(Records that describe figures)
——
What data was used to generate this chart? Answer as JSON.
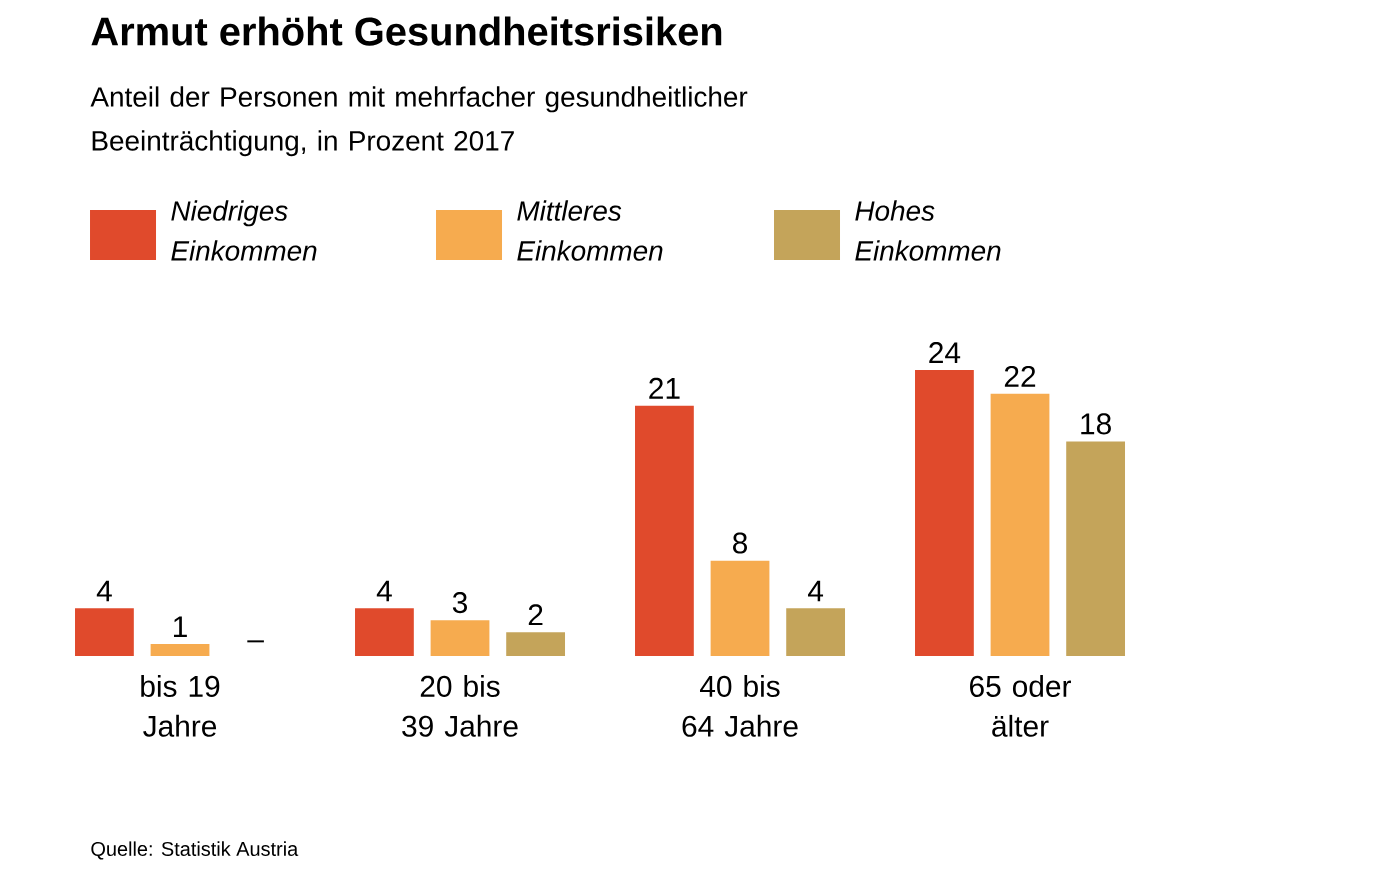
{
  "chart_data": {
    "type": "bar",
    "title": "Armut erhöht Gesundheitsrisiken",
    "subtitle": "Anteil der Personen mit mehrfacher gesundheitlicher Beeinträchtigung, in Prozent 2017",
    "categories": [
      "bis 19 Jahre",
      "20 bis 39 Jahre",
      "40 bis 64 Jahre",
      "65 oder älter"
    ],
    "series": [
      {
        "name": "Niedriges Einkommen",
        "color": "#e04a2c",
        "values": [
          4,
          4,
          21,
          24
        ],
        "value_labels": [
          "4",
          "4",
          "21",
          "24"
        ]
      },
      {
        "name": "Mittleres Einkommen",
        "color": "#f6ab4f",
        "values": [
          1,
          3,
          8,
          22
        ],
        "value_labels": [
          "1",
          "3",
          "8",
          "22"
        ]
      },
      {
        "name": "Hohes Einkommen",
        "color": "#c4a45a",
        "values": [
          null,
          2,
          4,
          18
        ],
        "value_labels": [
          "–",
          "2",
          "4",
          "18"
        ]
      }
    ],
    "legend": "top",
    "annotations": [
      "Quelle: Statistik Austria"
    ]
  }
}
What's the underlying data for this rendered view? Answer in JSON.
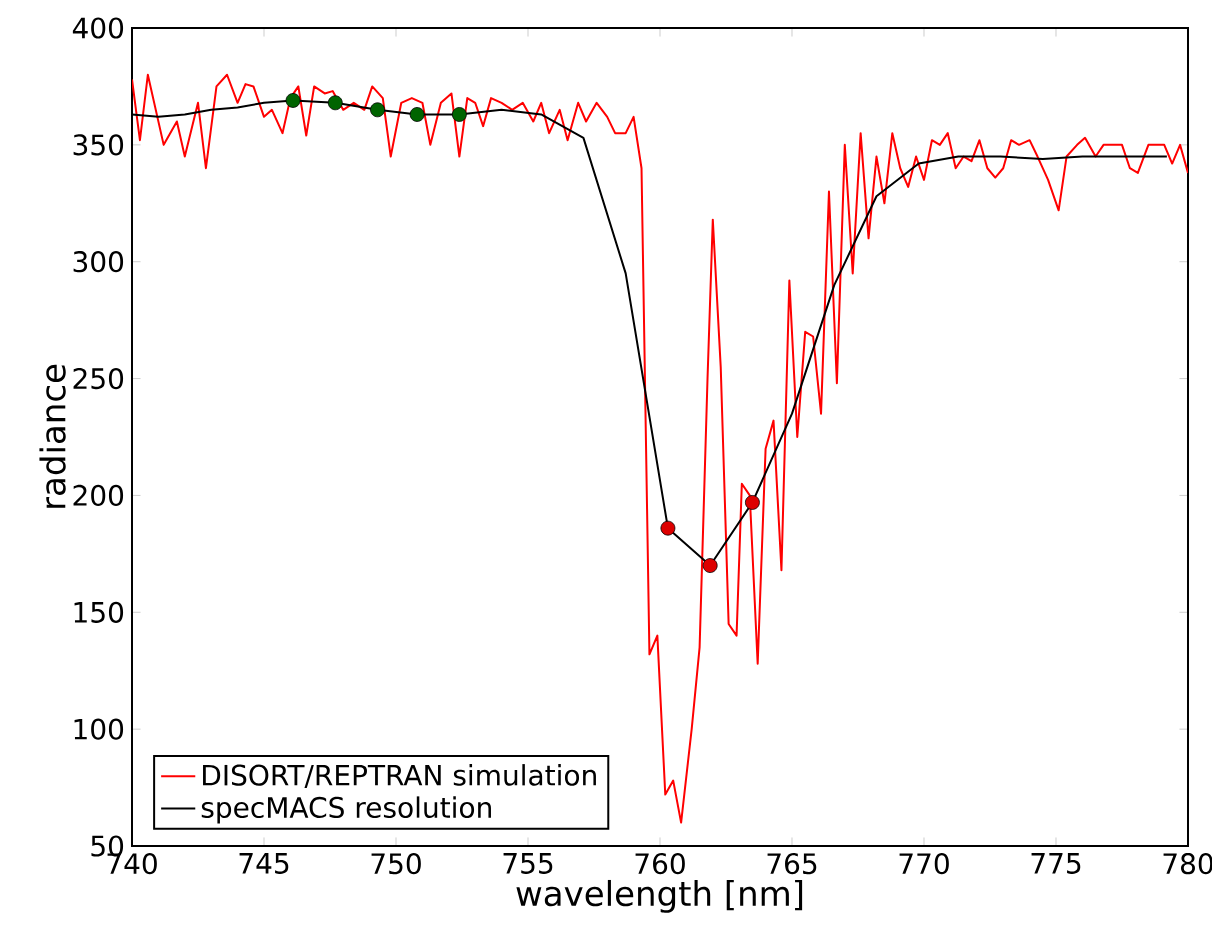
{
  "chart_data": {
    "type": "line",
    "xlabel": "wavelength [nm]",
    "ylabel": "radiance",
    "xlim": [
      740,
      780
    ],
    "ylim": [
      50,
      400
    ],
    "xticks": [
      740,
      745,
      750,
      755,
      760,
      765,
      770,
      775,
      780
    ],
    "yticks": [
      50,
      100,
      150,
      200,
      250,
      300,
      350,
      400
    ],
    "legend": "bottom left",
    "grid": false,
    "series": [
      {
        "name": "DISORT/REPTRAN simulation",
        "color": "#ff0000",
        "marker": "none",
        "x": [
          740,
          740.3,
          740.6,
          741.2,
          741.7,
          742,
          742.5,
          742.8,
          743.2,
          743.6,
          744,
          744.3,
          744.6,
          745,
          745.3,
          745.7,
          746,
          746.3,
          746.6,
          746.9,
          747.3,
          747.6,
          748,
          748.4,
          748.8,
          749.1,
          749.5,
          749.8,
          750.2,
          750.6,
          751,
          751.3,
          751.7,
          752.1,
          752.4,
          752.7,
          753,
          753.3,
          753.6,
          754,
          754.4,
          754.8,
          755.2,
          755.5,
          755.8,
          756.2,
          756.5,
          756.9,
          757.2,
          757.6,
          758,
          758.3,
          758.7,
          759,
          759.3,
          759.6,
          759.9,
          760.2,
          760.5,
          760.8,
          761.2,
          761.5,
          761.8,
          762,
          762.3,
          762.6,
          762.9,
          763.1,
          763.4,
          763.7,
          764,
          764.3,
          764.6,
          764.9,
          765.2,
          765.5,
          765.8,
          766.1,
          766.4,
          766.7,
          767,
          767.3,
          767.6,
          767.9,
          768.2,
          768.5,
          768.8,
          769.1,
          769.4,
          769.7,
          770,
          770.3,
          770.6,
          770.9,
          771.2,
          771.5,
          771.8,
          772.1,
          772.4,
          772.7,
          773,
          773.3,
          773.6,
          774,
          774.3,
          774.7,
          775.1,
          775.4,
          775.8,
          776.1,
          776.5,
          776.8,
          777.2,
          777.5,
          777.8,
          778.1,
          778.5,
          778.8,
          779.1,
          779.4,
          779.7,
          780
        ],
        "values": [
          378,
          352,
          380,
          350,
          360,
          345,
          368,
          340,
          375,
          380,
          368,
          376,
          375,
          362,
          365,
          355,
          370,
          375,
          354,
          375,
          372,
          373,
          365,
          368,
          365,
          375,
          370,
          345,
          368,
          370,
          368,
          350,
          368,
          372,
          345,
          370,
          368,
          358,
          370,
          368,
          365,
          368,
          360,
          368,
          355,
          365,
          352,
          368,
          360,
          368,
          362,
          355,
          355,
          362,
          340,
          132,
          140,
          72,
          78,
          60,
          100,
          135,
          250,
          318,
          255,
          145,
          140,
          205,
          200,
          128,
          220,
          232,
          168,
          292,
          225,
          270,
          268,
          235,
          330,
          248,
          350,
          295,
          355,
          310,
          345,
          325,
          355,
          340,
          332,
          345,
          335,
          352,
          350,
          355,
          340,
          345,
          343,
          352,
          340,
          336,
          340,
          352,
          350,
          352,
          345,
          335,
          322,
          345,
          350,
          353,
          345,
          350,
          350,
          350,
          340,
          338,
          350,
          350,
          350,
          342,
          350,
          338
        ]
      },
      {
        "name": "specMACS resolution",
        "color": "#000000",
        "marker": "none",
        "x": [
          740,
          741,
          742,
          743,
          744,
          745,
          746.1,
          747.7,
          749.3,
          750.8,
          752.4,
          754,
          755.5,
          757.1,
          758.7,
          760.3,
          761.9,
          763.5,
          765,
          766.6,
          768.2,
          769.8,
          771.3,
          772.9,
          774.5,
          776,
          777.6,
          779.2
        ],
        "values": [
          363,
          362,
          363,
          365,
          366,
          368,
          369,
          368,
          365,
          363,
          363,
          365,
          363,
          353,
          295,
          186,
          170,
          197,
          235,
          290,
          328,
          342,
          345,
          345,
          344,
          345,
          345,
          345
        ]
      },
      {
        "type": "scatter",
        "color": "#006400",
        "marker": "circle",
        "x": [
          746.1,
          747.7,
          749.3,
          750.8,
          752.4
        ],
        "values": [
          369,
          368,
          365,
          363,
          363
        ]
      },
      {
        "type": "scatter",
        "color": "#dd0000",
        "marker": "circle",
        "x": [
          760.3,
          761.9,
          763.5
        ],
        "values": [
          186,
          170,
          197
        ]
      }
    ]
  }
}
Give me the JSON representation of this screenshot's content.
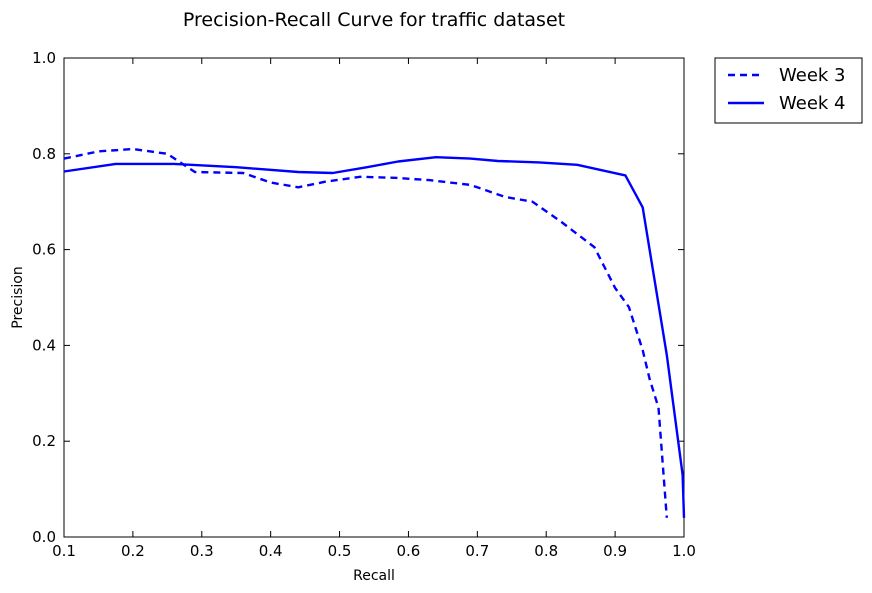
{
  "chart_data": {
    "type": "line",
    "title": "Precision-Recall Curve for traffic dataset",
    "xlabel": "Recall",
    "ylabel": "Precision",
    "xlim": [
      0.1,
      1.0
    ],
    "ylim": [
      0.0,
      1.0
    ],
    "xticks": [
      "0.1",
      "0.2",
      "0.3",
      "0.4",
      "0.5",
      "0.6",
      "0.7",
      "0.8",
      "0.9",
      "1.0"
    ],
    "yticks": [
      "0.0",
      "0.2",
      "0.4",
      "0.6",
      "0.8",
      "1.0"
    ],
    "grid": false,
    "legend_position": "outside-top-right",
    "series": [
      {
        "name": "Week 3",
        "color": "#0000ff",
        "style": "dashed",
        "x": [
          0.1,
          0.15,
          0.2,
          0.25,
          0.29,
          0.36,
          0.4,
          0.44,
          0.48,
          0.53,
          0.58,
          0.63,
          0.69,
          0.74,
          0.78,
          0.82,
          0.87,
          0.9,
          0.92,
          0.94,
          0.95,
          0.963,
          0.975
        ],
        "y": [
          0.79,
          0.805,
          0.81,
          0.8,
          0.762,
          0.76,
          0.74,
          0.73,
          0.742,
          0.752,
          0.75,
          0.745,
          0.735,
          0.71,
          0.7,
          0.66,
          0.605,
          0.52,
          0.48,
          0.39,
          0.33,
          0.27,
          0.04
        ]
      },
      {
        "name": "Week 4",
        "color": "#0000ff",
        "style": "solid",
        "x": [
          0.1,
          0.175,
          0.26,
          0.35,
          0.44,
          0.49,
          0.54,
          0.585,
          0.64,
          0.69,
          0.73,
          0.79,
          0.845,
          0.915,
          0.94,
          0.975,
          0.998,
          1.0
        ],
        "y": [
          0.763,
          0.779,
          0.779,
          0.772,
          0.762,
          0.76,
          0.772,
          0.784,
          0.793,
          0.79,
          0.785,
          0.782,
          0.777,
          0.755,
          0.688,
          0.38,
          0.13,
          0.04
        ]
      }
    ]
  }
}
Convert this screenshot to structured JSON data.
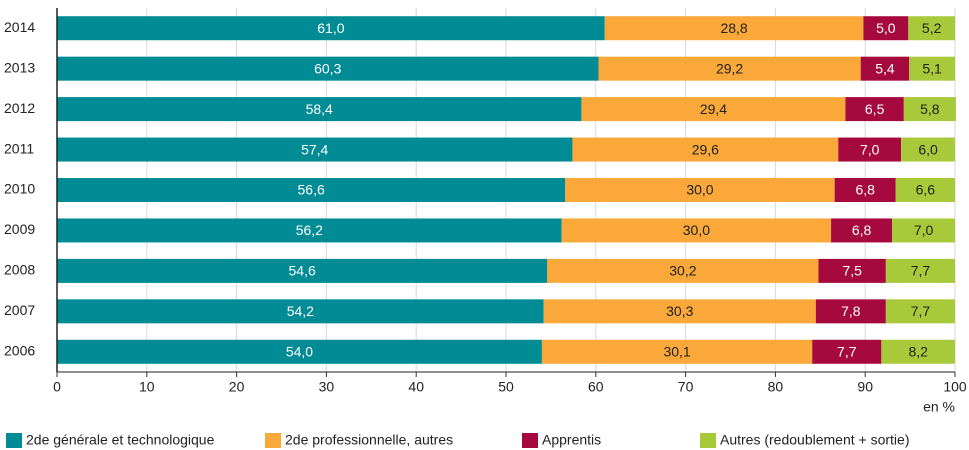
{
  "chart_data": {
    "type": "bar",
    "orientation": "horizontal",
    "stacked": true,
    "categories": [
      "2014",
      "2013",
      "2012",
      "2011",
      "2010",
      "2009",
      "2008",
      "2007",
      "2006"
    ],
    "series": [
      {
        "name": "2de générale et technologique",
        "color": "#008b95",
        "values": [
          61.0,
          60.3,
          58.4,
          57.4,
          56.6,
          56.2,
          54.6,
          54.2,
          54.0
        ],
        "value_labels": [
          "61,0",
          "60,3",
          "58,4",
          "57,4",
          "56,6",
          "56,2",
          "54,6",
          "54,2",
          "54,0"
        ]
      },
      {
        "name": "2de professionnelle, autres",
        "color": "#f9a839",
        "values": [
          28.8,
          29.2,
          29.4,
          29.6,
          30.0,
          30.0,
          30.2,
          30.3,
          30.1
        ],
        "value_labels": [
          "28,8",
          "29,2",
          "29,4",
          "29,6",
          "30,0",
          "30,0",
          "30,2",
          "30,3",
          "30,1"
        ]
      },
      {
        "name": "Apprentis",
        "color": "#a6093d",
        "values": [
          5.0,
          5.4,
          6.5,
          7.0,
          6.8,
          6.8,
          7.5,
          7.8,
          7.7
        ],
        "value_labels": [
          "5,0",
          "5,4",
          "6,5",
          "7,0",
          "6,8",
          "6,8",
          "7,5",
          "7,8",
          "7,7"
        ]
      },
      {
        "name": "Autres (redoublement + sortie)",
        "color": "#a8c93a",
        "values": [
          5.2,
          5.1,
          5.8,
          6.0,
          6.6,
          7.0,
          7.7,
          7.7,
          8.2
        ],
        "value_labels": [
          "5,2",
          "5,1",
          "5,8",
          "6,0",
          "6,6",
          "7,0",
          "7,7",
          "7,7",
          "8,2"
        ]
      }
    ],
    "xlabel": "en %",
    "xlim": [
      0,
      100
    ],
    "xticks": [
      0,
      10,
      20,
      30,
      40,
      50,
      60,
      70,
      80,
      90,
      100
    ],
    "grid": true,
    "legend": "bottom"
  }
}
——
Challenge =>
Show every line where the string "Jahre" appears.

Result of the task =>
      "bis 19 Jahre",
      "20 bis 39 Jahre",
      "40 bis 64 Jahre",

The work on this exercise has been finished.